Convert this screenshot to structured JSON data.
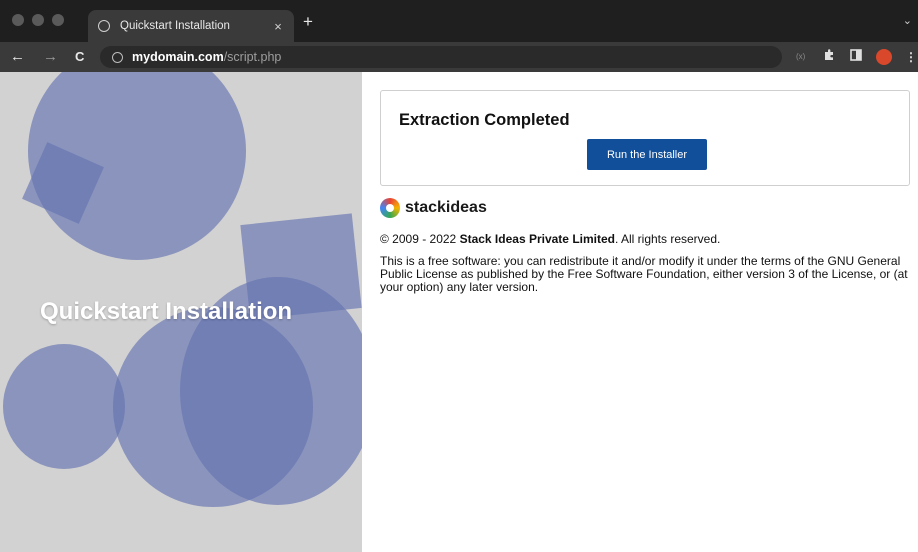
{
  "browser": {
    "tab": {
      "title": "Quickstart Installation",
      "close_glyph": "×"
    },
    "new_tab_glyph": "+",
    "tab_dropdown_glyph": "⌄",
    "nav": {
      "back_glyph": "←",
      "forward_glyph": "→",
      "reload_glyph": "C"
    },
    "url": {
      "host": "mydomain.com",
      "path": "/script.php"
    },
    "toolbar_icons": [
      "cast-icon",
      "extensions-icon",
      "sidepanel-icon",
      "avatar",
      "menu-icon"
    ],
    "ext_text": "(x)",
    "menu_glyph": "⋮"
  },
  "hero": {
    "title": "Quickstart Installation"
  },
  "card": {
    "title": "Extraction Completed",
    "button_label": "Run the Installer"
  },
  "brand": {
    "name": "stackideas"
  },
  "footer": {
    "copyright_prefix": "© 2009 - 2022 ",
    "company": "Stack Ideas Private Limited",
    "copyright_suffix": ". All rights reserved.",
    "license_text": "This is a free software: you can redistribute it and/or modify it under the terms of the GNU General Public License as published by the Free Software Foundation, either version 3 of the License, or (at your option) any later version."
  },
  "colors": {
    "accent": "#124f9a",
    "hero_shape": "#6673b0",
    "hero_background": "#d2d2d2"
  }
}
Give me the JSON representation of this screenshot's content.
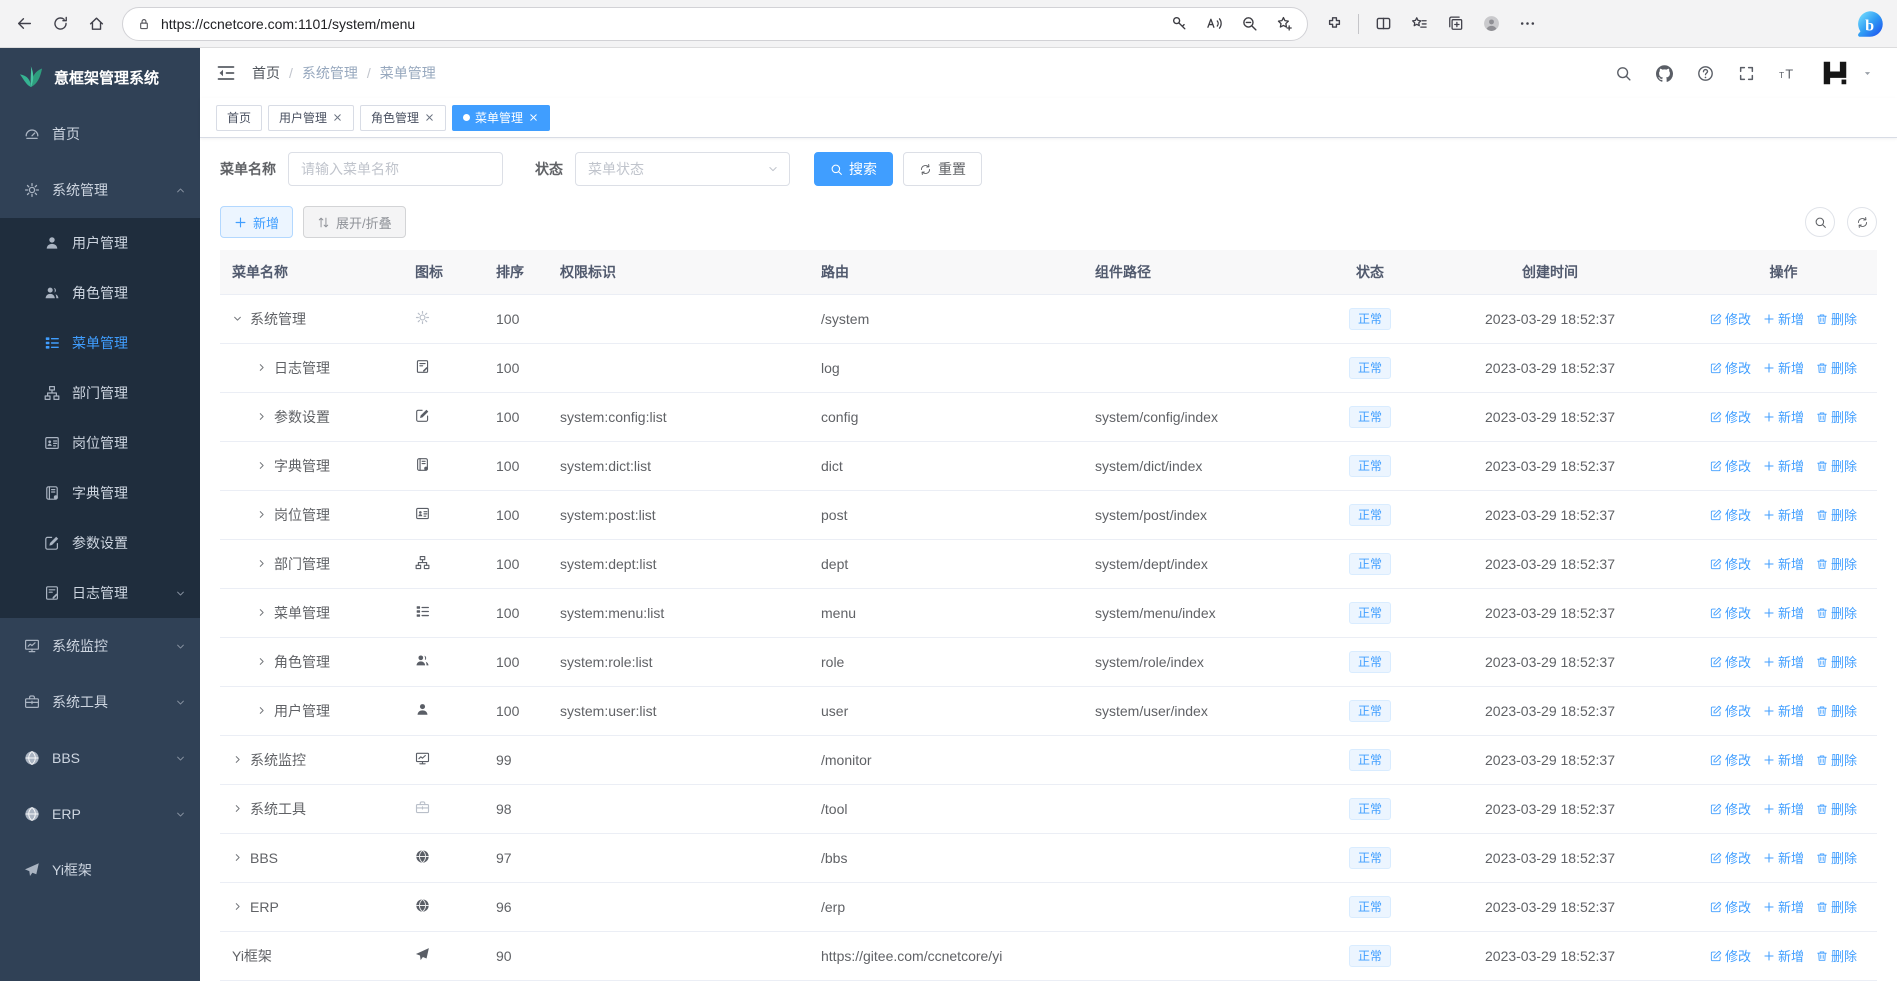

··········

Look through the listing and extract every line with "JSON" in it.

• _Completed task_
Convert this screenshot to structured JSON data.
Give me the JSON representation of this screenshot's content.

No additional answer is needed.